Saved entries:

▬▬▬▬▬▬▬▬▬▬

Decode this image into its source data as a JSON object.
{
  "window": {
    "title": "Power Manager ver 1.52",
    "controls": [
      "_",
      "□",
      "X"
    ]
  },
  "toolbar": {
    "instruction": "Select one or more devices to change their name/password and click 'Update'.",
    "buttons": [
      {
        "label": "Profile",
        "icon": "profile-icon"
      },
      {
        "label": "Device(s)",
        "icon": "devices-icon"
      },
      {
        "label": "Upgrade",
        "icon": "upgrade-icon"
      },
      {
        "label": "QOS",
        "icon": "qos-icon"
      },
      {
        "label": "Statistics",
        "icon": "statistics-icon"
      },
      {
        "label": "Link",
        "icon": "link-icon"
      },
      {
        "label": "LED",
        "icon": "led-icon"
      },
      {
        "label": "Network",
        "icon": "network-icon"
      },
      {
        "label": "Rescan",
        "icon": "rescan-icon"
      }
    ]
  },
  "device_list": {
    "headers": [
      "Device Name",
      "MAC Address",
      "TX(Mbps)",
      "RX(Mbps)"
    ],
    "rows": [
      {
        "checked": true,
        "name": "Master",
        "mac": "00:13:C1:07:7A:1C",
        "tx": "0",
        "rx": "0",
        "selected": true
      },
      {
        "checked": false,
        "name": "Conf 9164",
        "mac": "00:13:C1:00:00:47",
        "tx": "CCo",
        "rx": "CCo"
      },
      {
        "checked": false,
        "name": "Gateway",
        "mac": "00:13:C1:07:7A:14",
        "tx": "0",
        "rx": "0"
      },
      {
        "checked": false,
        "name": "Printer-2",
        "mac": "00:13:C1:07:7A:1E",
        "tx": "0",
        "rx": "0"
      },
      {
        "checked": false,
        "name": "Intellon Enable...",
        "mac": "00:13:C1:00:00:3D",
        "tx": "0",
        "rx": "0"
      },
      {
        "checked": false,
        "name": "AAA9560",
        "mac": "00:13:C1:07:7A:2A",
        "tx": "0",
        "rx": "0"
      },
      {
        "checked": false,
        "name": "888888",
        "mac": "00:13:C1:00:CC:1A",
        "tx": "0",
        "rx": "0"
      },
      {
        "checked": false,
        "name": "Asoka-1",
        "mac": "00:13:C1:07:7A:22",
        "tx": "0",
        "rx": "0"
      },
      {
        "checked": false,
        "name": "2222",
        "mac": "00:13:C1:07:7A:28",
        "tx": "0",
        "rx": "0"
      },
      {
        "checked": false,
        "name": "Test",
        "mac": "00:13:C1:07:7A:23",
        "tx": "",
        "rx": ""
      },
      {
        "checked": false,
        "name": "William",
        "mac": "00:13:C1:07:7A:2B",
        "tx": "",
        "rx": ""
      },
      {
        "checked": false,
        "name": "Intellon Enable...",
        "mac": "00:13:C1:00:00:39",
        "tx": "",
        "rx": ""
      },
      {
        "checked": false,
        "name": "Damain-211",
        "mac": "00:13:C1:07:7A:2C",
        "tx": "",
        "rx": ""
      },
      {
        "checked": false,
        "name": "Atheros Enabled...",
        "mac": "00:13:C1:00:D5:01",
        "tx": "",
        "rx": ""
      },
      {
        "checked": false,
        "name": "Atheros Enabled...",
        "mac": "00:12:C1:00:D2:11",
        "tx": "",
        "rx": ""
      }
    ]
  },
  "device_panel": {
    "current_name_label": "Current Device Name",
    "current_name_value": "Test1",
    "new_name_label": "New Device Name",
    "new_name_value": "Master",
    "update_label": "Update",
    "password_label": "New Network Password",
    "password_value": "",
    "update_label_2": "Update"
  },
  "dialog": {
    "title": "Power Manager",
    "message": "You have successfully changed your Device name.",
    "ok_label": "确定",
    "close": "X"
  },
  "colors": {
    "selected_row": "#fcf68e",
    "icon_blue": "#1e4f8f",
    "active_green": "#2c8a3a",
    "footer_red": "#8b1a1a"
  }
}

▬▬▬▬▬▬▬▬▬▬

• INSTRUCTIONS FOR THE TASK: Give the entries again in full, exactly as they are written.

• THE OUTPUT:
Decode this image into its source data as a JSON object.
{
  "window": {
    "title": "Power Manager ver 1.52",
    "controls": [
      "_",
      "□",
      "X"
    ]
  },
  "toolbar": {
    "instruction": "Select one or more devices to change their name/password and click 'Update'.",
    "buttons": [
      {
        "label": "Profile",
        "icon": "profile-icon"
      },
      {
        "label": "Device(s)",
        "icon": "devices-icon"
      },
      {
        "label": "Upgrade",
        "icon": "upgrade-icon"
      },
      {
        "label": "QOS",
        "icon": "qos-icon"
      },
      {
        "label": "Statistics",
        "icon": "statistics-icon"
      },
      {
        "label": "Link",
        "icon": "link-icon"
      },
      {
        "label": "LED",
        "icon": "led-icon"
      },
      {
        "label": "Network",
        "icon": "network-icon"
      },
      {
        "label": "Rescan",
        "icon": "rescan-icon"
      }
    ]
  },
  "device_list": {
    "headers": [
      "Device Name",
      "MAC Address",
      "TX(Mbps)",
      "RX(Mbps)"
    ],
    "rows": [
      {
        "checked": true,
        "name": "Master",
        "mac": "00:13:C1:07:7A:1C",
        "tx": "0",
        "rx": "0",
        "selected": true
      },
      {
        "checked": false,
        "name": "Conf 9164",
        "mac": "00:13:C1:00:00:47",
        "tx": "CCo",
        "rx": "CCo"
      },
      {
        "checked": false,
        "name": "Gateway",
        "mac": "00:13:C1:07:7A:14",
        "tx": "0",
        "rx": "0"
      },
      {
        "checked": false,
        "name": "Printer-2",
        "mac": "00:13:C1:07:7A:1E",
        "tx": "0",
        "rx": "0"
      },
      {
        "checked": false,
        "name": "Intellon Enable...",
        "mac": "00:13:C1:00:00:3D",
        "tx": "0",
        "rx": "0"
      },
      {
        "checked": false,
        "name": "AAA9560",
        "mac": "00:13:C1:07:7A:2A",
        "tx": "0",
        "rx": "0"
      },
      {
        "checked": false,
        "name": "888888",
        "mac": "00:13:C1:00:CC:1A",
        "tx": "0",
        "rx": "0"
      },
      {
        "checked": false,
        "name": "Asoka-1",
        "mac": "00:13:C1:07:7A:22",
        "tx": "0",
        "rx": "0"
      },
      {
        "checked": false,
        "name": "2222",
        "mac": "00:13:C1:07:7A:28",
        "tx": "0",
        "rx": "0"
      },
      {
        "checked": false,
        "name": "Test",
        "mac": "00:13:C1:07:7A:23",
        "tx": "",
        "rx": ""
      },
      {
        "checked": false,
        "name": "William",
        "mac": "00:13:C1:07:7A:2B",
        "tx": "",
        "rx": ""
      },
      {
        "checked": false,
        "name": "Intellon Enable...",
        "mac": "00:13:C1:00:00:39",
        "tx": "",
        "rx": ""
      },
      {
        "checked": false,
        "name": "Damain-211",
        "mac": "00:13:C1:07:7A:2C",
        "tx": "",
        "rx": ""
      },
      {
        "checked": false,
        "name": "Atheros Enabled...",
        "mac": "00:13:C1:00:D5:01",
        "tx": "",
        "rx": ""
      },
      {
        "checked": false,
        "name": "Atheros Enabled...",
        "mac": "00:12:C1:00:D2:11",
        "tx": "",
        "rx": ""
      }
    ]
  },
  "device_panel": {
    "current_name_label": "Current Device Name",
    "current_name_value": "Test1",
    "new_name_label": "New Device Name",
    "new_name_value": "Master",
    "update_label": "Update",
    "password_label": "New Network Password",
    "password_value": "",
    "update_label_2": "Update"
  },
  "dialog": {
    "title": "Power Manager",
    "message": "You have successfully changed your Device name.",
    "ok_label": "确定",
    "close": "X"
  },
  "colors": {
    "selected_row": "#fcf68e",
    "icon_blue": "#1e4f8f",
    "active_green": "#2c8a3a",
    "footer_red": "#8b1a1a"
  }
}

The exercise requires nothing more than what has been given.